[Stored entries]
----------
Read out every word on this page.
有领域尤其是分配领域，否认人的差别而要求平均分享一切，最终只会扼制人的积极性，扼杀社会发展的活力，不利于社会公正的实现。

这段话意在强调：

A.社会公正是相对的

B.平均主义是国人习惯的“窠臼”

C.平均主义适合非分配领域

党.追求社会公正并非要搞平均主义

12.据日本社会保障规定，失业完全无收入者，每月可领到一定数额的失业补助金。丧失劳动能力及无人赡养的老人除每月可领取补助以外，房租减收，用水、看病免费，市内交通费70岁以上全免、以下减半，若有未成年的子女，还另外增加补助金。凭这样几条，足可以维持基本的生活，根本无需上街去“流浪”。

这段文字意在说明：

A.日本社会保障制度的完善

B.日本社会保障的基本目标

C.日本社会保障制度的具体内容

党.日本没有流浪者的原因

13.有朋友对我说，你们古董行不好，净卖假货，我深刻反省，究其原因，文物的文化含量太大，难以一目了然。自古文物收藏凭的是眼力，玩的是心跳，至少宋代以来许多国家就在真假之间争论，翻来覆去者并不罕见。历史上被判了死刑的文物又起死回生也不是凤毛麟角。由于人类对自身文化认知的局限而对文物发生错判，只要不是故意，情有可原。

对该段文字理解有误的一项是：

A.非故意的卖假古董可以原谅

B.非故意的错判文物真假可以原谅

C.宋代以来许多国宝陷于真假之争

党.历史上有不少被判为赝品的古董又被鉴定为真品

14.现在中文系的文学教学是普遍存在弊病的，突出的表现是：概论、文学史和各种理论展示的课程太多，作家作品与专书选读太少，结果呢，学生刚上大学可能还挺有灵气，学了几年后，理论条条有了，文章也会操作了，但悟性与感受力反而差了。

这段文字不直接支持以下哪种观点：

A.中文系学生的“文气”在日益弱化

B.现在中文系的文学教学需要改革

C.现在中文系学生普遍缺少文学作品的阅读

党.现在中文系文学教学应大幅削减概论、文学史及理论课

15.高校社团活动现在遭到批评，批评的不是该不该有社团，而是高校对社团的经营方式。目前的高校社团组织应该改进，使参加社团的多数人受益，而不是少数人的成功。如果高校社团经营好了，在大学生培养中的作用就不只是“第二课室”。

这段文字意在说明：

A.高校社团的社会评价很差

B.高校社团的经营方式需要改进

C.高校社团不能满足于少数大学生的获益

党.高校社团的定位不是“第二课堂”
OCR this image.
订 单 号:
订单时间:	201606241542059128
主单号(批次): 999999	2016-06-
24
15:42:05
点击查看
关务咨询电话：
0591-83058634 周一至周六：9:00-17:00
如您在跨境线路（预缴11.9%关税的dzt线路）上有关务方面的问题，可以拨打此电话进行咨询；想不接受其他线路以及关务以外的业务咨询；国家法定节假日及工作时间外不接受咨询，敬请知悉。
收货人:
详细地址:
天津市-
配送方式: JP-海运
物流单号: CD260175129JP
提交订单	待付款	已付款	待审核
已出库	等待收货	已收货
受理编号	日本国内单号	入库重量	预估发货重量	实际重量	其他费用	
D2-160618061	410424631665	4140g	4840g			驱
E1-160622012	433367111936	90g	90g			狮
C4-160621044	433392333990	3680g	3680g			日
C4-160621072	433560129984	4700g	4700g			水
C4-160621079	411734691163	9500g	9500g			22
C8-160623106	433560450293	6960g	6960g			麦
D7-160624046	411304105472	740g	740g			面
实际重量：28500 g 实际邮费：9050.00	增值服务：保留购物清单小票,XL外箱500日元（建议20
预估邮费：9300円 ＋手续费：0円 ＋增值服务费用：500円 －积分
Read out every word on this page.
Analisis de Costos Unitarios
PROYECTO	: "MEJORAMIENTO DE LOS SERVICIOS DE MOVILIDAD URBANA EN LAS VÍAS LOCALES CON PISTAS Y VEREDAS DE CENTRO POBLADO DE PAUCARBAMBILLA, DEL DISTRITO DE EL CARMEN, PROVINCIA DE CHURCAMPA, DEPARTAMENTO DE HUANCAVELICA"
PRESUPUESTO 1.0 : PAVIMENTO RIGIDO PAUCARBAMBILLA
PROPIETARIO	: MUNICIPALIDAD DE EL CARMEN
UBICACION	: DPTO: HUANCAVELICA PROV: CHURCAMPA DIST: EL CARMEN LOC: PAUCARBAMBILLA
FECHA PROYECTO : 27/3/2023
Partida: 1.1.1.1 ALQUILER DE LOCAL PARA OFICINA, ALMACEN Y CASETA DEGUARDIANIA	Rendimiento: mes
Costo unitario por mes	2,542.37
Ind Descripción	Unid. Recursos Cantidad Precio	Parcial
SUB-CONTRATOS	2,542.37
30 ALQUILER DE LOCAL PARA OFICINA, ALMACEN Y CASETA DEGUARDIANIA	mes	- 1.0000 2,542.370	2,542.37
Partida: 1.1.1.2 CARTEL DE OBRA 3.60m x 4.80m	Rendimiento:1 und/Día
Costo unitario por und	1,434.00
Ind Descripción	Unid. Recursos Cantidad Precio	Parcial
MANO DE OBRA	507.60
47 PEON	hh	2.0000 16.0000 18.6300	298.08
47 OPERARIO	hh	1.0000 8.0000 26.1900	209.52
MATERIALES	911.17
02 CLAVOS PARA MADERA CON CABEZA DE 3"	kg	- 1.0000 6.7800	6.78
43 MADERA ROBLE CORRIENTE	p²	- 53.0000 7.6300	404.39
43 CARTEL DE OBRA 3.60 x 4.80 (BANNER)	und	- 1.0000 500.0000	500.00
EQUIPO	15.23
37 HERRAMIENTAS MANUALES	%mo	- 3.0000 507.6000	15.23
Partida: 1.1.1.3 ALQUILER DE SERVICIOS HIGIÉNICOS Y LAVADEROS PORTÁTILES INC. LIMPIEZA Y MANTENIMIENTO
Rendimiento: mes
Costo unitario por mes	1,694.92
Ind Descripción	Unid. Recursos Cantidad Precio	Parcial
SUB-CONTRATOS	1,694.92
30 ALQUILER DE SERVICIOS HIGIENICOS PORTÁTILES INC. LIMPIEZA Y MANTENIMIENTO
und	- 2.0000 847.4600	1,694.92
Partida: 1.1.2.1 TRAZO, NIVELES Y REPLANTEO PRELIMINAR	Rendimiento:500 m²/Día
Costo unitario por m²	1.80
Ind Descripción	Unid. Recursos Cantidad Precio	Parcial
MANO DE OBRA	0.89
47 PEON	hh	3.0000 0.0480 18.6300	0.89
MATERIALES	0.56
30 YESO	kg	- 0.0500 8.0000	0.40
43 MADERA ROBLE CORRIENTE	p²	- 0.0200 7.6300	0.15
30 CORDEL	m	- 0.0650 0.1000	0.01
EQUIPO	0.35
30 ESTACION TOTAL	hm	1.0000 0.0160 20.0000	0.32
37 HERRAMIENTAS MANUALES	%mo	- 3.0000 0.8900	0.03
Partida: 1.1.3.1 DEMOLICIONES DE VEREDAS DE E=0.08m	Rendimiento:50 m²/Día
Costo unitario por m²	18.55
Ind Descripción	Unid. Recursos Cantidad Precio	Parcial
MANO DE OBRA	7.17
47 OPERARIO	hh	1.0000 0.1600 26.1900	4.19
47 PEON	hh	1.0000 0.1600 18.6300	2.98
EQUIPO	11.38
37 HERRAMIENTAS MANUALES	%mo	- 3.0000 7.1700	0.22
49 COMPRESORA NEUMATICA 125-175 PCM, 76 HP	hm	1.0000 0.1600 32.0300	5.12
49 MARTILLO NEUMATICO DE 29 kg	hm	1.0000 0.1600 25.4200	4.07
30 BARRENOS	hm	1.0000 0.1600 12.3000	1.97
----------
### Problem to solve
Only a number is wanted: how many lines above include "CONTRATOS"?

### Answer below
2